(Stored entries)
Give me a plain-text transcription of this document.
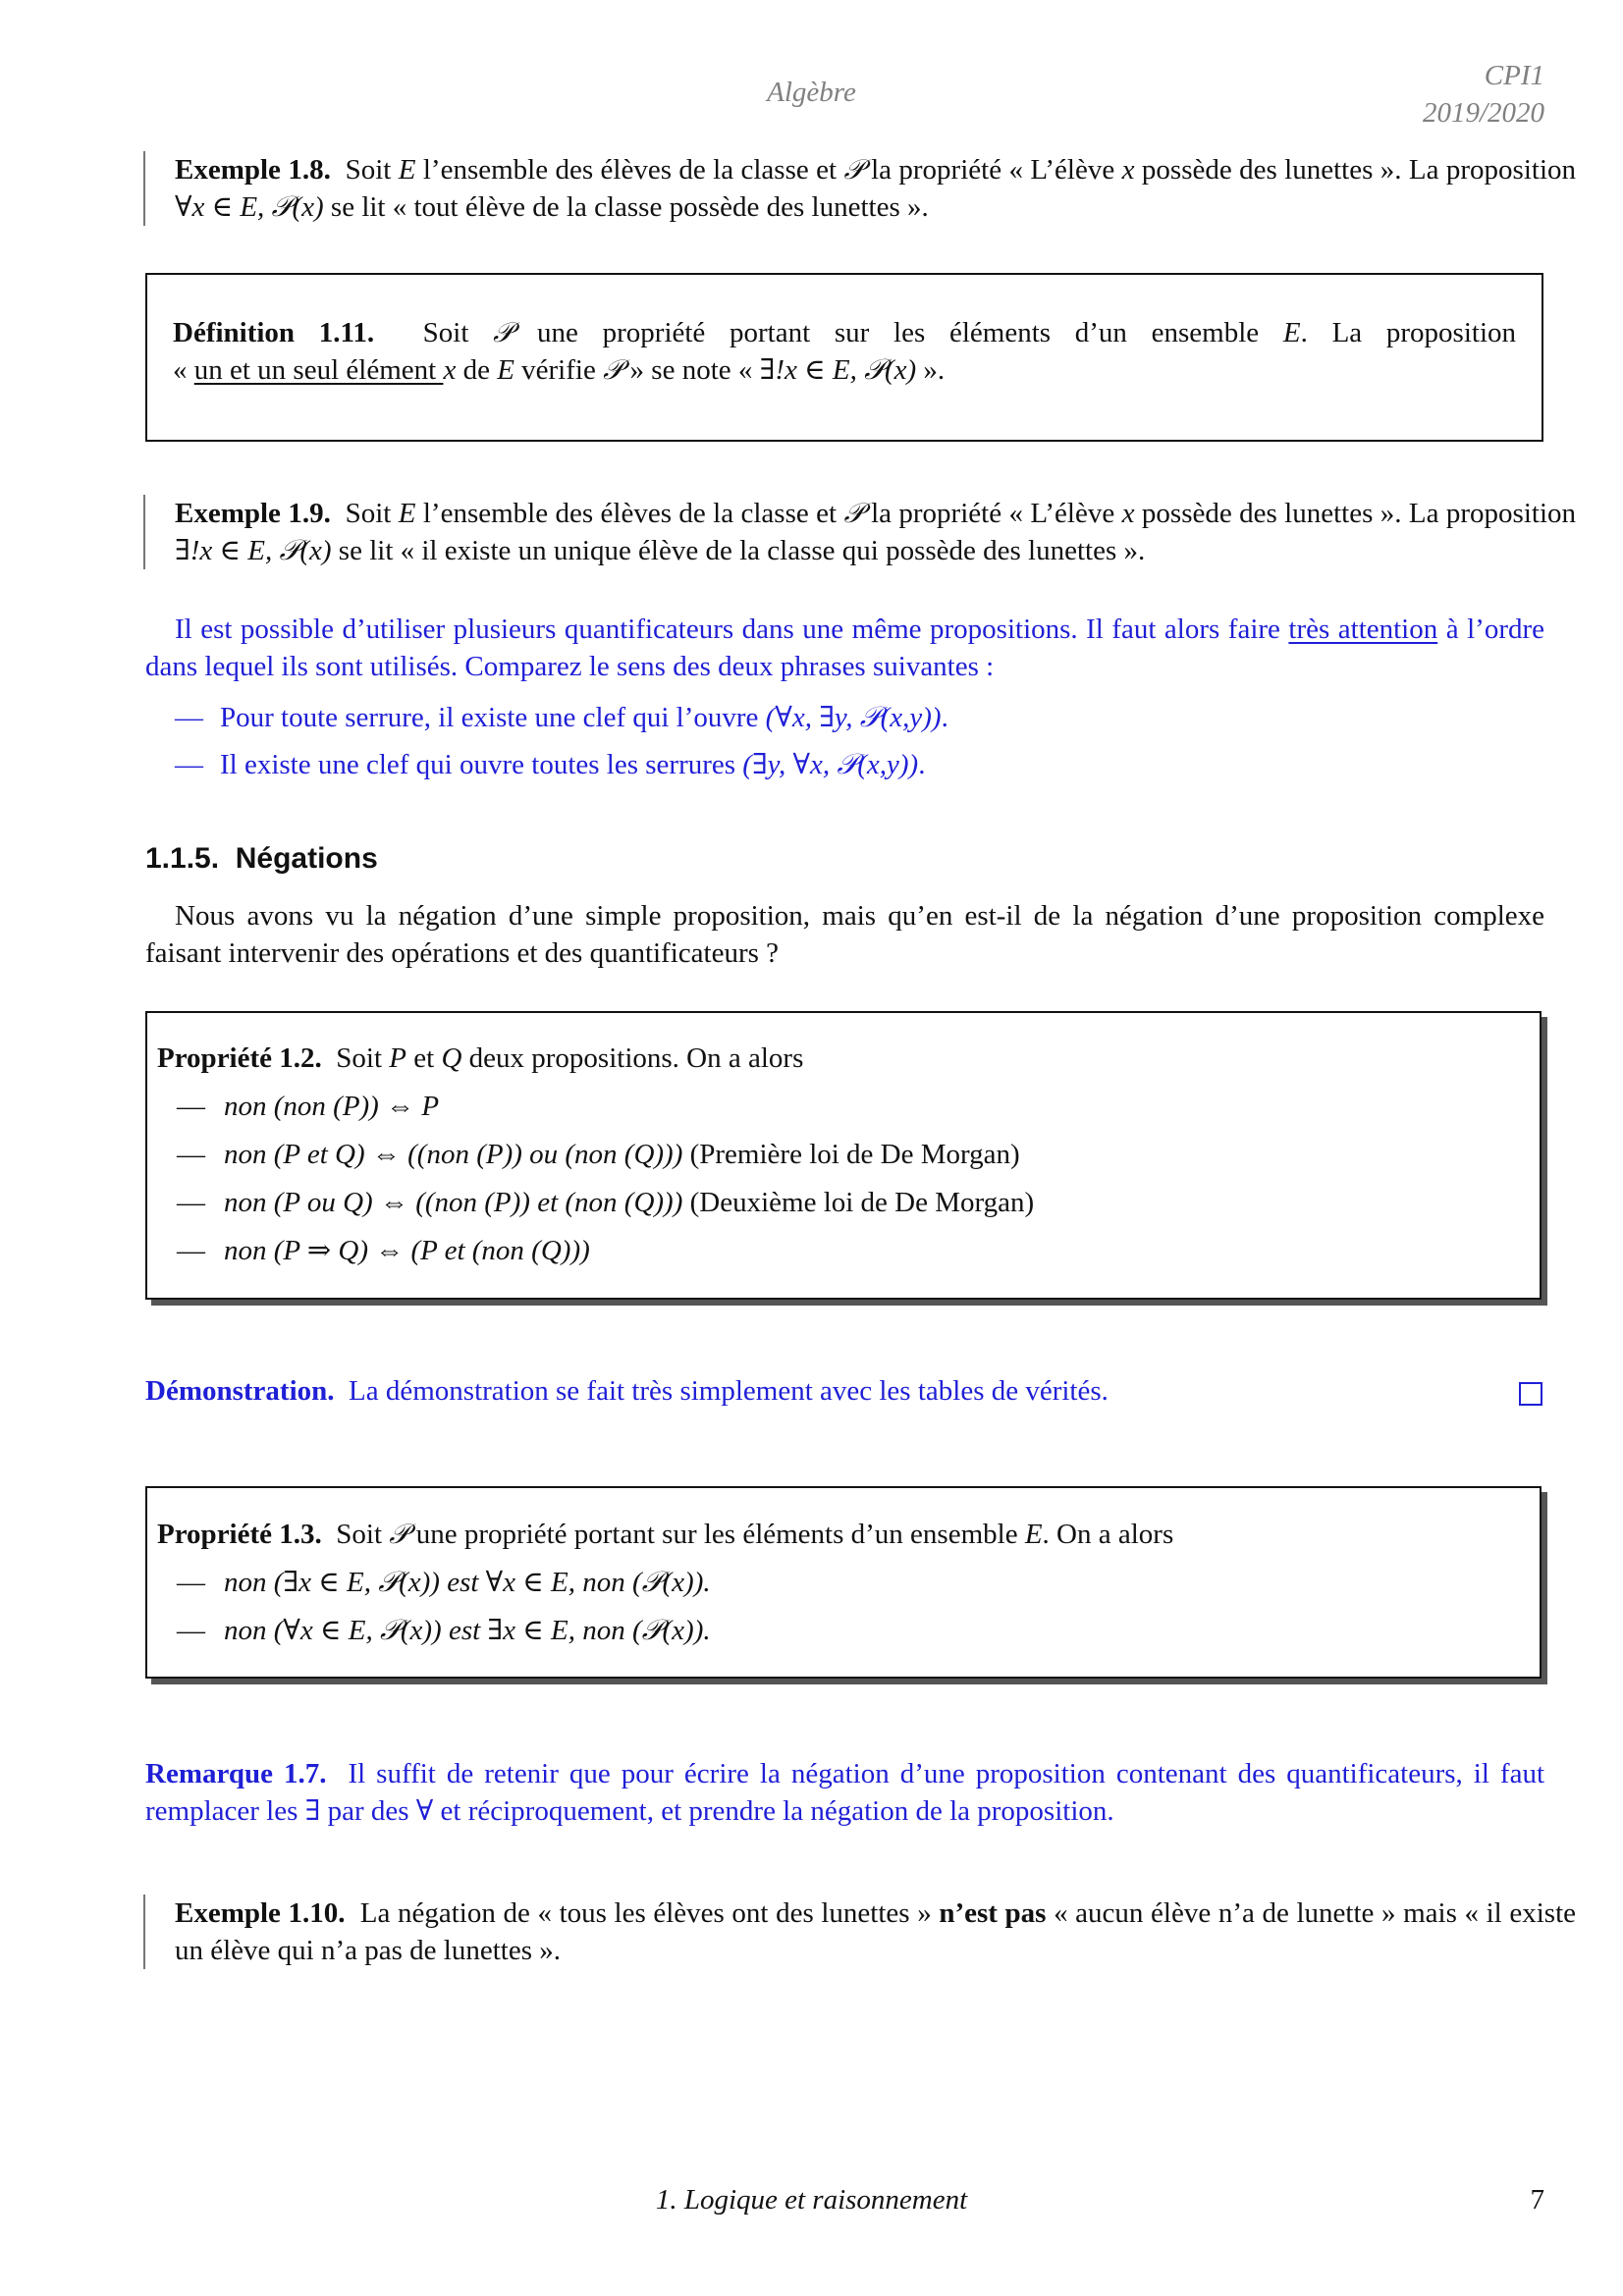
Algèbre
CPI1
2019/2020
Exemple 1.8. Soit E l’ensemble des élèves de la classe et 𝒫 la propriété « L’élève x possède des lunettes ». La proposition ∀x ∈ E, 𝒫(x) se lit « tout élève de la classe possède des lunettes ».
Définition 1.11. Soit 𝒫 une propriété portant sur les éléments d’un ensemble E. La proposition
« un et un seul élément x de E vérifie 𝒫 » se note « ∃!x ∈ E, 𝒫(x) ».
Exemple 1.9. Soit E l’ensemble des élèves de la classe et 𝒫 la propriété « L’élève x possède des lunettes ». La proposition ∃!x ∈ E, 𝒫(x) se lit « il existe un unique élève de la classe qui possède des lunettes ».
Il est possible d’utiliser plusieurs quantificateurs dans une même propositions. Il faut alors faire très attention à l’ordre dans lequel ils sont utilisés. Comparez le sens des deux phrases suivantes :
— Pour toute serrure, il existe une clef qui l’ouvre (∀x, ∃y, 𝒫(x,y)).
— Il existe une clef qui ouvre toutes les serrures (∃y, ∀x, 𝒫(x,y)).
1.1.5. Négations
Nous avons vu la négation d’une simple proposition, mais qu’en est-il de la négation d’une proposition complexe faisant intervenir des opérations et des quantificateurs ?
Propriété 1.2. Soit P et Q deux propositions. On a alors
— non (non (P)) ⇔ P
— non (P et Q) ⇔ ((non (P)) ou (non (Q))) (Première loi de De Morgan)
— non (P ou Q) ⇔ ((non (P)) et (non (Q))) (Deuxième loi de De Morgan)
— non (P ⇒ Q) ⇔ (P et (non (Q)))
Démonstration. La démonstration se fait très simplement avec les tables de vérités.
Propriété 1.3. Soit 𝒫 une propriété portant sur les éléments d’un ensemble E. On a alors
— non (∃x ∈ E, 𝒫(x)) est ∀x ∈ E, non (𝒫(x)).
— non (∀x ∈ E, 𝒫(x)) est ∃x ∈ E, non (𝒫(x)).
Remarque 1.7. Il suffit de retenir que pour écrire la négation d’une proposition contenant des quantificateurs, il faut remplacer les ∃ par des ∀ et réciproquement, et prendre la négation de la proposition.
Exemple 1.10. La négation de « tous les élèves ont des lunettes » n’est pas « aucun élève n’a de lunette » mais « il existe un élève qui n’a pas de lunettes ».
1. Logique et raisonnement	7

**GOAL**
Pictures stay out of the copy; please restate every record above exactly.

**SOLUTION FOR THIS EXERCISE**
Give me a plain-text transcription of this document.
Algèbre
CPI1
2019/2020
Exemple 1.8. Soit E l’ensemble des élèves de la classe et 𝒫 la propriété « L’élève x possède des lunettes ». La proposition ∀x ∈ E, 𝒫(x) se lit « tout élève de la classe possède des lunettes ».
Définition 1.11. Soit 𝒫 une propriété portant sur les éléments d’un ensemble E. La proposition
« un et un seul élément x de E vérifie 𝒫 » se note « ∃!x ∈ E, 𝒫(x) ».
Exemple 1.9. Soit E l’ensemble des élèves de la classe et 𝒫 la propriété « L’élève x possède des lunettes ». La proposition ∃!x ∈ E, 𝒫(x) se lit « il existe un unique élève de la classe qui possède des lunettes ».
Il est possible d’utiliser plusieurs quantificateurs dans une même propositions. Il faut alors faire très attention à l’ordre dans lequel ils sont utilisés. Comparez le sens des deux phrases suivantes :
— Pour toute serrure, il existe une clef qui l’ouvre (∀x, ∃y, 𝒫(x,y)).
— Il existe une clef qui ouvre toutes les serrures (∃y, ∀x, 𝒫(x,y)).
1.1.5. Négations
Nous avons vu la négation d’une simple proposition, mais qu’en est-il de la négation d’une proposition complexe faisant intervenir des opérations et des quantificateurs ?
Propriété 1.2. Soit P et Q deux propositions. On a alors
— non (non (P)) ⇔ P
— non (P et Q) ⇔ ((non (P)) ou (non (Q))) (Première loi de De Morgan)
— non (P ou Q) ⇔ ((non (P)) et (non (Q))) (Deuxième loi de De Morgan)
— non (P ⇒ Q) ⇔ (P et (non (Q)))
Démonstration. La démonstration se fait très simplement avec les tables de vérités.
Propriété 1.3. Soit 𝒫 une propriété portant sur les éléments d’un ensemble E. On a alors
— non (∃x ∈ E, 𝒫(x)) est ∀x ∈ E, non (𝒫(x)).
— non (∀x ∈ E, 𝒫(x)) est ∃x ∈ E, non (𝒫(x)).
Remarque 1.7. Il suffit de retenir que pour écrire la négation d’une proposition contenant des quantificateurs, il faut remplacer les ∃ par des ∀ et réciproquement, et prendre la négation de la proposition.
Exemple 1.10. La négation de « tous les élèves ont des lunettes » n’est pas « aucun élève n’a de lunette » mais « il existe un élève qui n’a pas de lunettes ».
1. Logique et raisonnement	7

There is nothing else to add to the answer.